**PROVIDED RECORDS**:
— start —

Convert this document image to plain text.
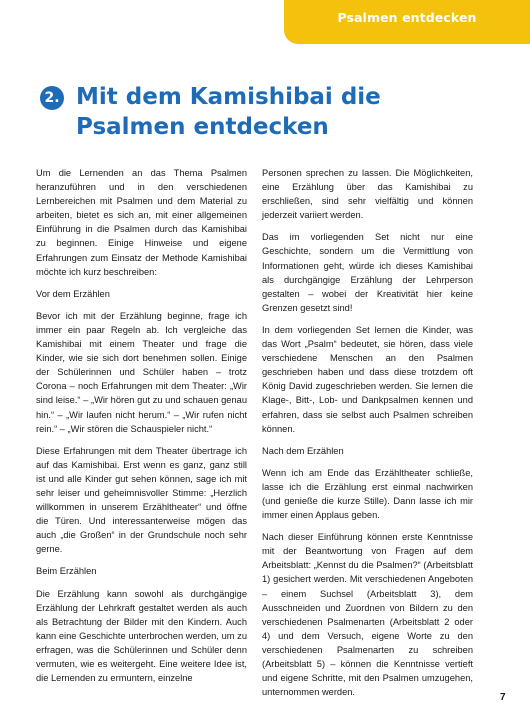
Psalmen entdecken
2. Mit dem Kamishibai die Psalmen entdecken

Um die Lernenden an das Thema Psalmen heranzuführen und in den verschiedenen Lernbereichen mit Psalmen und dem Material zu arbeiten, bietet es sich an, mit einer allgemeinen Einführung in die Psalmen durch das Kamishibai zu beginnen. Einige Hinweise und eigene Erfahrungen zum Einsatz der Methode Kamishibai möchte ich kurz beschreiben:

Vor dem Erzählen

Bevor ich mit der Erzählung beginne, frage ich immer ein paar Regeln ab. Ich vergleiche das Kamishibai mit einem Theater und frage die Kinder, wie sie sich dort benehmen sollen. Einige der Schülerinnen und Schüler haben – trotz Corona – noch Erfahrungen mit dem Theater: „Wir sind leise.“ – „Wir hören gut zu und schauen genau hin.“ – „Wir laufen nicht herum.“ – „Wir rufen nicht rein.“ – „Wir stören die Schauspieler nicht.“

Diese Erfahrungen mit dem Theater übertrage ich auf das Kamishibai. Erst wenn es ganz, ganz still ist und alle Kinder gut sehen können, sage ich mit sehr leiser und geheimnisvoller Stimme: „Herzlich willkommen in unserem Erzähltheater“ und öffne die Türen. Und interessanterweise mögen das auch „die Großen“ in der Grundschule noch sehr gerne.

Beim Erzählen

Die Erzählung kann sowohl als durchgängige Erzählung der Lehrkraft gestaltet werden als auch als Betrachtung der Bilder mit den Kindern. Auch kann eine Geschichte unterbrochen werden, um zu erfragen, was die Schülerinnen und Schüler denn vermuten, wie es weitergeht. Eine weitere Idee ist, die Lernenden zu ermuntern, einzelne

Personen sprechen zu lassen. Die Möglichkeiten, eine Erzählung über das Kamishibai zu erschließen, sind sehr vielfältig und können jederzeit variiert werden.

Das im vorliegenden Set nicht nur eine Geschichte, sondern um die Vermittlung von Informationen geht, würde ich dieses Kamishibai als durchgängige Erzählung der Lehrperson gestalten – wobei der Kreativität hier keine Grenzen gesetzt sind!

In dem vorliegenden Set lernen die Kinder, was das Wort „Psalm“ bedeutet, sie hören, dass viele verschiedene Menschen an den Psalmen geschrieben haben und dass diese trotzdem oft König David zugeschrieben werden. Sie lernen die Klage-, Bitt-, Lob- und Dankpsalmen kennen und erfahren, dass sie selbst auch Psalmen schreiben können.

Nach dem Erzählen

Wenn ich am Ende das Erzähltheater schließe, lasse ich die Erzählung erst einmal nachwirken (und genieße die kurze Stille). Dann lasse ich mir immer einen Applaus geben.

Nach dieser Einführung können erste Kenntnisse mit der Beantwortung von Fragen auf dem Arbeitsblatt: „Kennst du die Psalmen?“ (Arbeitsblatt 1) gesichert werden. Mit verschiedenen Angeboten – einem Suchsel (Arbeitsblatt 3), dem Ausschneiden und Zuordnen von Bildern zu den verschiedenen Psalmenarten (Arbeitsblatt 2 oder 4) und dem Versuch, eigene Worte zu den verschiedenen Psalmenarten zu schreiben (Arbeitsblatt 5) – können die Kenntnisse vertieft und eigene Schritte, mit den Psalmen umzugehen, unternommen werden.	7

— end —

**WHAT NEEDS TO BE DONE**: Within the data above, count the lines that contain the string "einem"; the reply is the number alone.

**REPLY TO THE EXERCISE**: 2